*** Opening SUPPLIED ENTRIES ***

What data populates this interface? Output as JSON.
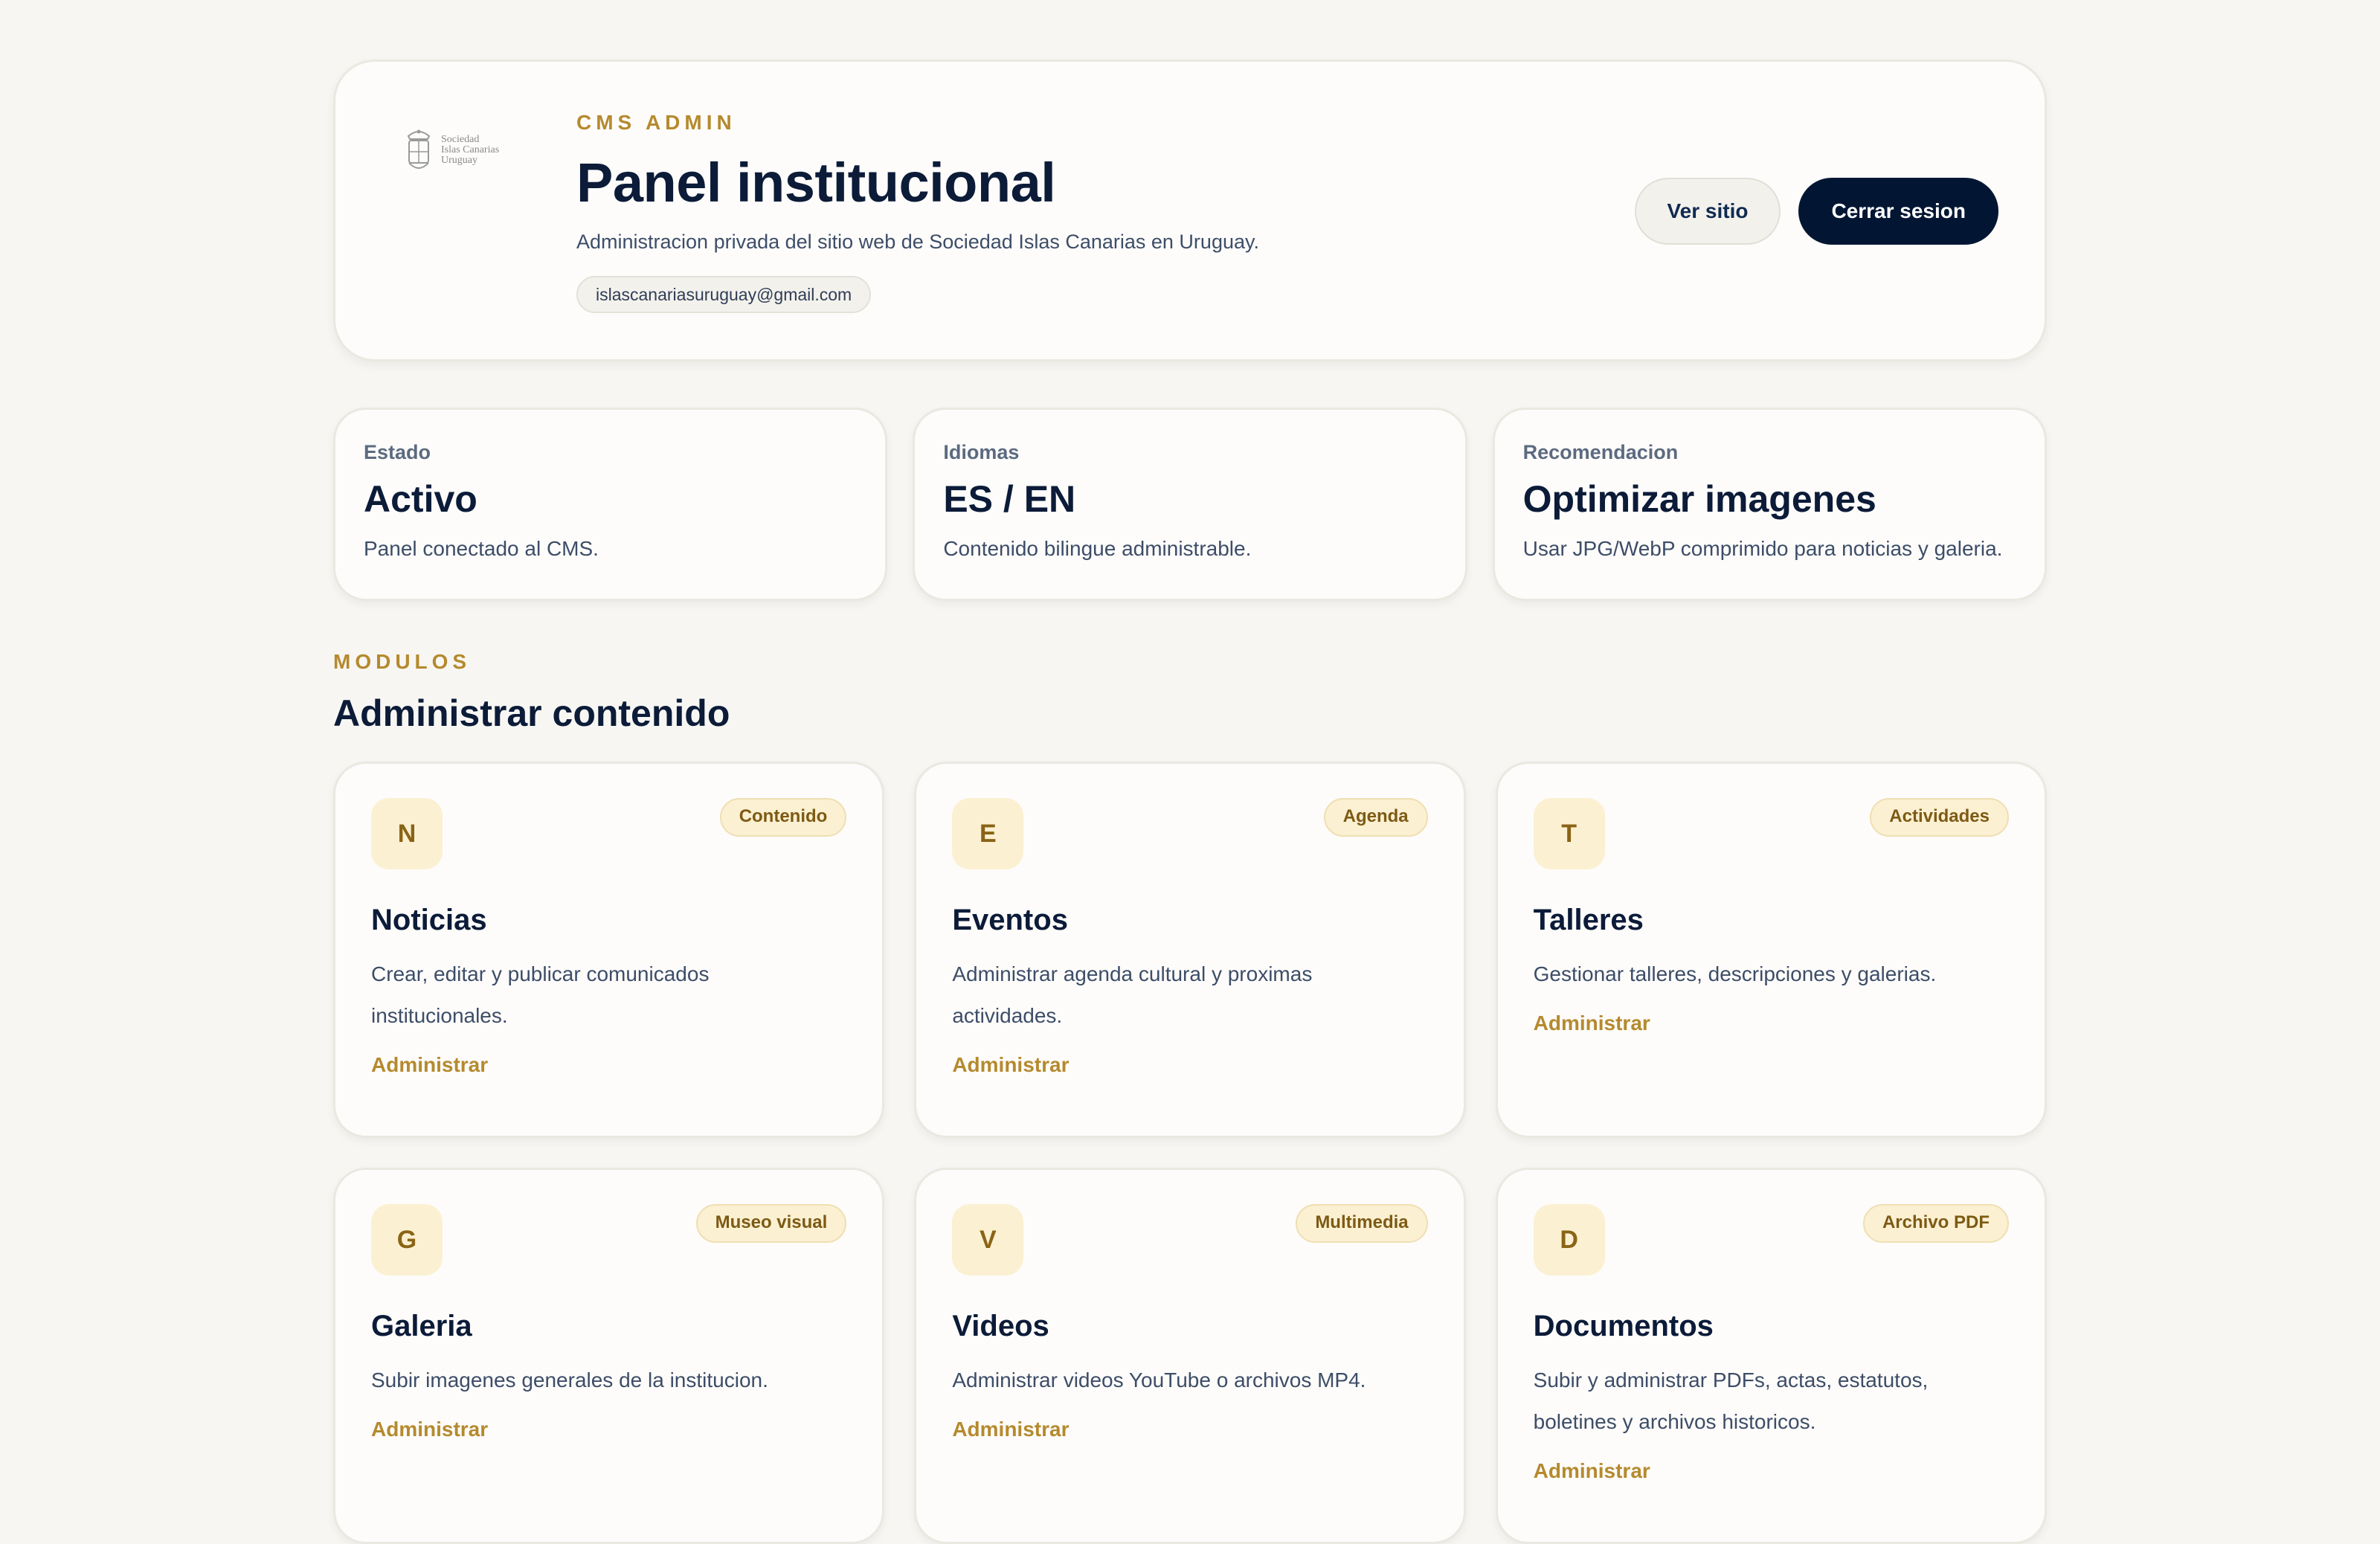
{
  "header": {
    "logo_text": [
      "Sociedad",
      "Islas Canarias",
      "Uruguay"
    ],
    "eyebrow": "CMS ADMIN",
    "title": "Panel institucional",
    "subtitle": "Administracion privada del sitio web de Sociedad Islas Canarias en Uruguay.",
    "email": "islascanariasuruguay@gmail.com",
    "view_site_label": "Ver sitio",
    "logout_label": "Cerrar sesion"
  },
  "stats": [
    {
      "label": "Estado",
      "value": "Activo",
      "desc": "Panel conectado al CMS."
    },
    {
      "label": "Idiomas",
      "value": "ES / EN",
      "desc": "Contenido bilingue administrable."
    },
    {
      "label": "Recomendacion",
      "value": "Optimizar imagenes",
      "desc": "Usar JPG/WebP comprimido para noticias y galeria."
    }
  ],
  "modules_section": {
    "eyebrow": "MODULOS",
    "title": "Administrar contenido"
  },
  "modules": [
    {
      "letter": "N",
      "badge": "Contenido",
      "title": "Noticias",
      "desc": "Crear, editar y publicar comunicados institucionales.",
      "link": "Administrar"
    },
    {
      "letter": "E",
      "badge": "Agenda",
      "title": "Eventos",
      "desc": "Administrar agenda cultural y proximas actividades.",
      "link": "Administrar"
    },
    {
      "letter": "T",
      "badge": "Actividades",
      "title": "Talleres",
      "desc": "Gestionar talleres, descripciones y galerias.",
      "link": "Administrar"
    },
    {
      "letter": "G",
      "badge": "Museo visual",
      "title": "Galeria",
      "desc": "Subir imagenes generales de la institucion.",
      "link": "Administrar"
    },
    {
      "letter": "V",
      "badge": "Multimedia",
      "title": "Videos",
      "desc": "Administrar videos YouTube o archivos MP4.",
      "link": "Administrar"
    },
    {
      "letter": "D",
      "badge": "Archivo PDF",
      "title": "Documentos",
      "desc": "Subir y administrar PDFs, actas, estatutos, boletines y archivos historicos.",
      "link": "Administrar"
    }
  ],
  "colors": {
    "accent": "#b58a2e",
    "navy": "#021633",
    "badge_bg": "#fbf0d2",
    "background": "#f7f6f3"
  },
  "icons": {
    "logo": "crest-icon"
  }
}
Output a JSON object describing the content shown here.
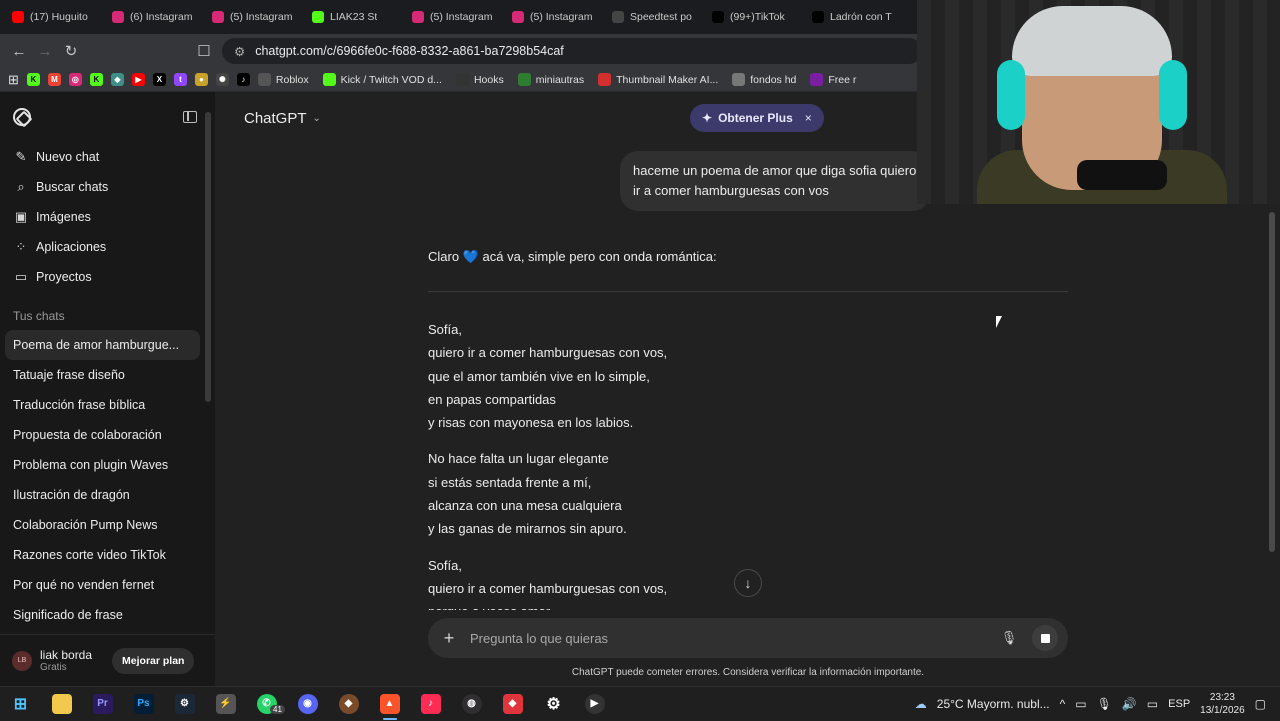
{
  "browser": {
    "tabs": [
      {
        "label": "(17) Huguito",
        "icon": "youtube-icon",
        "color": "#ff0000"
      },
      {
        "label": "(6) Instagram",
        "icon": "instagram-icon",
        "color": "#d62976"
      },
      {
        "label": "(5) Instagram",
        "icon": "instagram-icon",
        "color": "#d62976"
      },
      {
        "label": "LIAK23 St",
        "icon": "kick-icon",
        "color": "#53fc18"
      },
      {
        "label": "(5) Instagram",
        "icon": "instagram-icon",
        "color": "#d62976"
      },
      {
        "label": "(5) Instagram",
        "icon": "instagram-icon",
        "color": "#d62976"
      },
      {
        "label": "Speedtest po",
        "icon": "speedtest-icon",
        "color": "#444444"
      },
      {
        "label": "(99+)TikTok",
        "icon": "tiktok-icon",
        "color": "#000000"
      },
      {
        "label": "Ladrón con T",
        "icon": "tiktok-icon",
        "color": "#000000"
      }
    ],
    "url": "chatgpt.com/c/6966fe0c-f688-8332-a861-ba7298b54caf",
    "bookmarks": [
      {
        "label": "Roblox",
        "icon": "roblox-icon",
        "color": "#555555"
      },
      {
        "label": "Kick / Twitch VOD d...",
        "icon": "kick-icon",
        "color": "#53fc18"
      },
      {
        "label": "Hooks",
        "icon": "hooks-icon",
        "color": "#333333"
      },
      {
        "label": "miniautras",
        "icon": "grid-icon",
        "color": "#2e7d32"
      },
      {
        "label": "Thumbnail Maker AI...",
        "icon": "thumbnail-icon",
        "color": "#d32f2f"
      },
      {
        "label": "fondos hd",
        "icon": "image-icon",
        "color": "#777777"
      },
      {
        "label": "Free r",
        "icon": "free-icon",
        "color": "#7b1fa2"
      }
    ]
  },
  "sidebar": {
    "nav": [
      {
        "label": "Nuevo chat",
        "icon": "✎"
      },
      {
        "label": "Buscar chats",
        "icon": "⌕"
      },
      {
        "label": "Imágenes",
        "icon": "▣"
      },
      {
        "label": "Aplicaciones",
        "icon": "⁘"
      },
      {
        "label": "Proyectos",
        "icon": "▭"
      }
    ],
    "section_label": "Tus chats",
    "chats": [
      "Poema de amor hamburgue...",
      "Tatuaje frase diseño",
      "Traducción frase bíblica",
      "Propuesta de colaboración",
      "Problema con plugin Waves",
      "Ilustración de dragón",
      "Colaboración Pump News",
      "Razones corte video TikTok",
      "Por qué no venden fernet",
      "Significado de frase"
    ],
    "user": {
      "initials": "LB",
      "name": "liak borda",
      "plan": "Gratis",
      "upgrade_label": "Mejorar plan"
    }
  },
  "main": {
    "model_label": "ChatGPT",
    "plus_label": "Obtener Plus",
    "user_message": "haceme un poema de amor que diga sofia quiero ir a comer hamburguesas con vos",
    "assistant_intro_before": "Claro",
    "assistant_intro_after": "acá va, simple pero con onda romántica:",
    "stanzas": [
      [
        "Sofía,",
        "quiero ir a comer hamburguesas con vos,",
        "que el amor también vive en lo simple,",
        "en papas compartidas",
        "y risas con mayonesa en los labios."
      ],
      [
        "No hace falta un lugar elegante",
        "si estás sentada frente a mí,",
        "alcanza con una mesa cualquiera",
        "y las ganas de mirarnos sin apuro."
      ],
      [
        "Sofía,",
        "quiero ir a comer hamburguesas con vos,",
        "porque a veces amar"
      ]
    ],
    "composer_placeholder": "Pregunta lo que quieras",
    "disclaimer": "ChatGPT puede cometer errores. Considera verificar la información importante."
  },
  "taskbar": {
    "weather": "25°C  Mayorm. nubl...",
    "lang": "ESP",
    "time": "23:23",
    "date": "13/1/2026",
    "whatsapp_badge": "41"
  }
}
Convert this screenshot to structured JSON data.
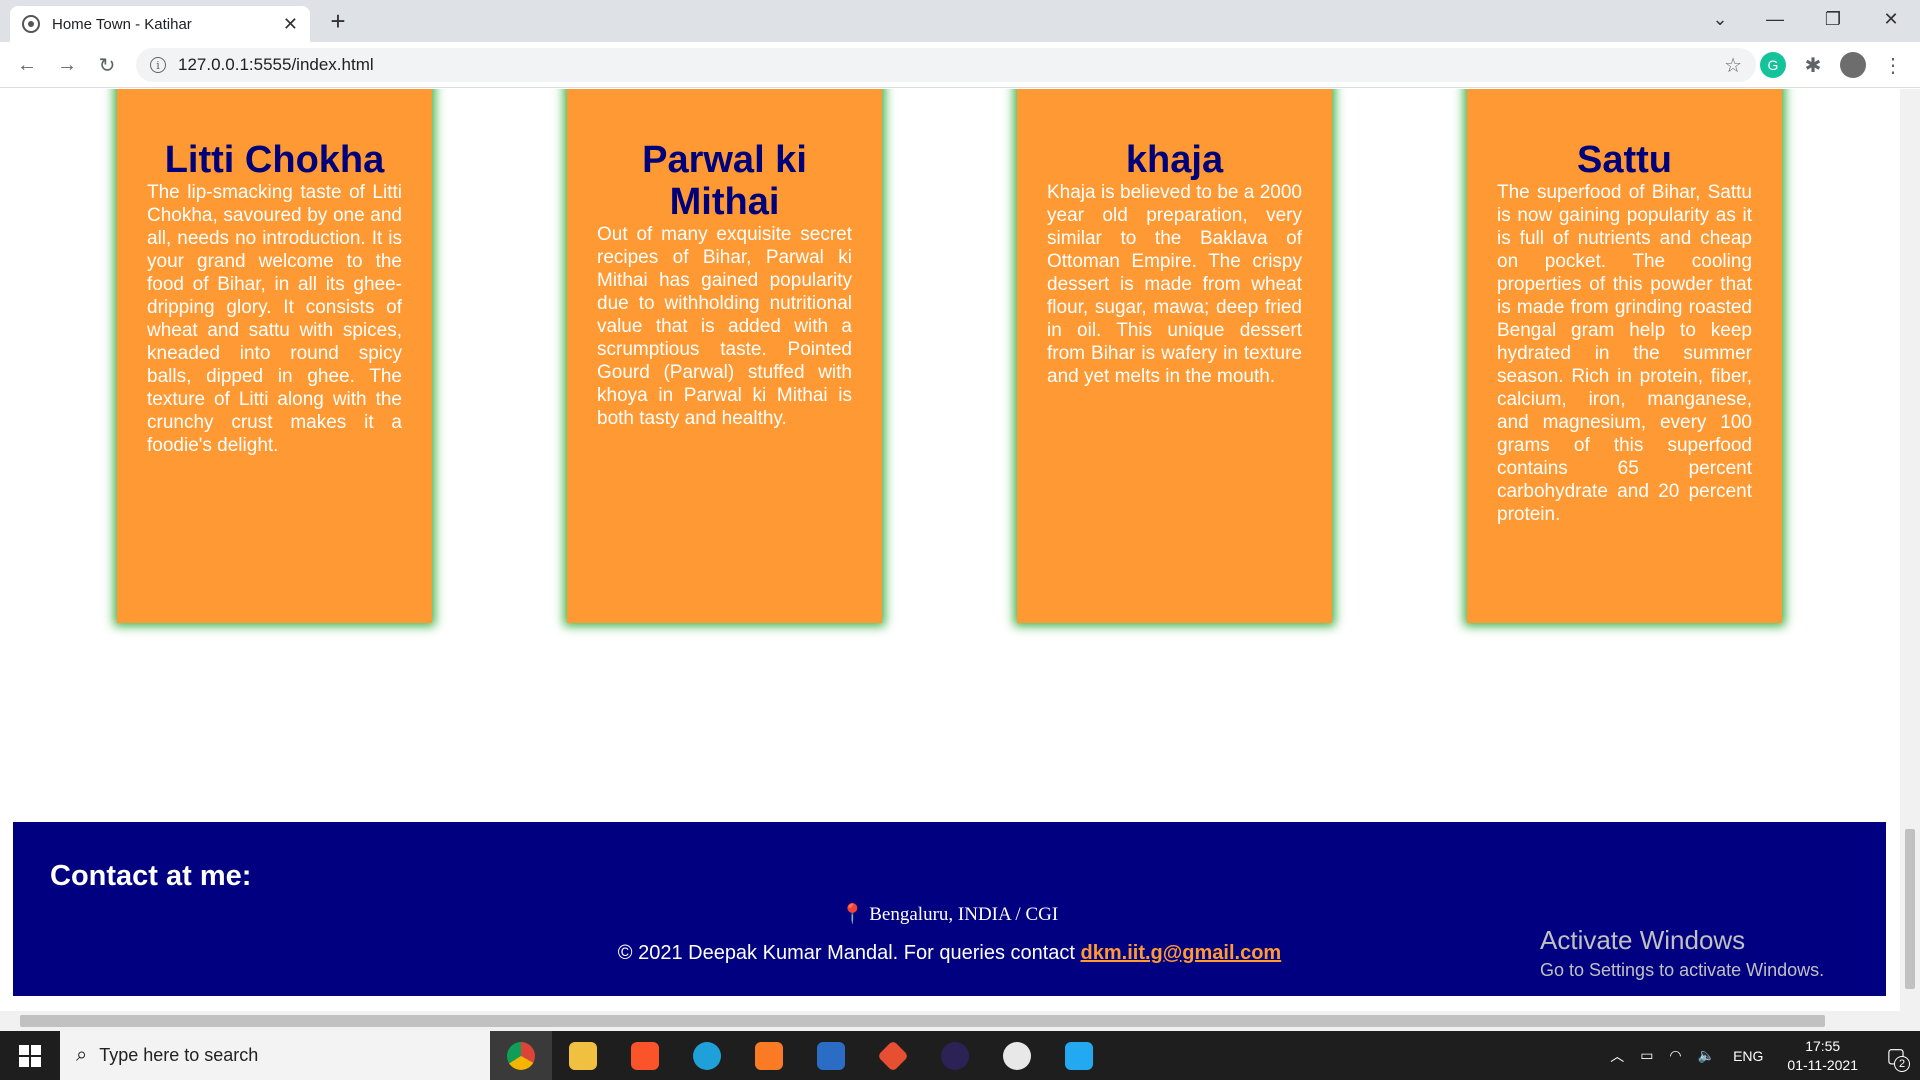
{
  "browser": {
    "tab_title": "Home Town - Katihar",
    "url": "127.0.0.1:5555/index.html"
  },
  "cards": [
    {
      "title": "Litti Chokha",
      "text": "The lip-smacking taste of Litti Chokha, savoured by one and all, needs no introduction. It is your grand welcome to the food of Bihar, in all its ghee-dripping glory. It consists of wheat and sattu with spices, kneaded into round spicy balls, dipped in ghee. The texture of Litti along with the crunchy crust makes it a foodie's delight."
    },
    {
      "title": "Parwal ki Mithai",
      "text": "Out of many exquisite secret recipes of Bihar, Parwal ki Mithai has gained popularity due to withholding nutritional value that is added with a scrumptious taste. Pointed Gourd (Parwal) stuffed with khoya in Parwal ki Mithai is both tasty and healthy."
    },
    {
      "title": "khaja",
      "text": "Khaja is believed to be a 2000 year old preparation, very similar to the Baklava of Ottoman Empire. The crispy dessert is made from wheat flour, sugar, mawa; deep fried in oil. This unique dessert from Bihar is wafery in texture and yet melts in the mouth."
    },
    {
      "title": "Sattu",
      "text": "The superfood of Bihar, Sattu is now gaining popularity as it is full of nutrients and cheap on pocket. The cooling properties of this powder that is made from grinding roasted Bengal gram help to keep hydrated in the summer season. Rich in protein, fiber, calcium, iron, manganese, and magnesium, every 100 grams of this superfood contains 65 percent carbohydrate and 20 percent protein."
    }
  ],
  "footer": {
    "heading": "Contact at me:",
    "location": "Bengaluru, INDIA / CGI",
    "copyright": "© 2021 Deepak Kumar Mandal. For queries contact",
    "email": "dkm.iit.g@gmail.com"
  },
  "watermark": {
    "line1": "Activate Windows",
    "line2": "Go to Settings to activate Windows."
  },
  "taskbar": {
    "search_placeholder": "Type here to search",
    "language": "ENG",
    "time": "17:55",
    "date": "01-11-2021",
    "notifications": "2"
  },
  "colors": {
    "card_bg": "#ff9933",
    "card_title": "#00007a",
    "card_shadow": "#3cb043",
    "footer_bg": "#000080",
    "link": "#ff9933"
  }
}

*** Closing SUPPLIED ENTRIES ***

- **EXERCISE**:
Go through the records above and, whenever a line includes the word "Panel", copy it.

- **EXERCISE ANSWER**:
    "title": "Panel institucional",
      "desc": "Panel conectado al CMS."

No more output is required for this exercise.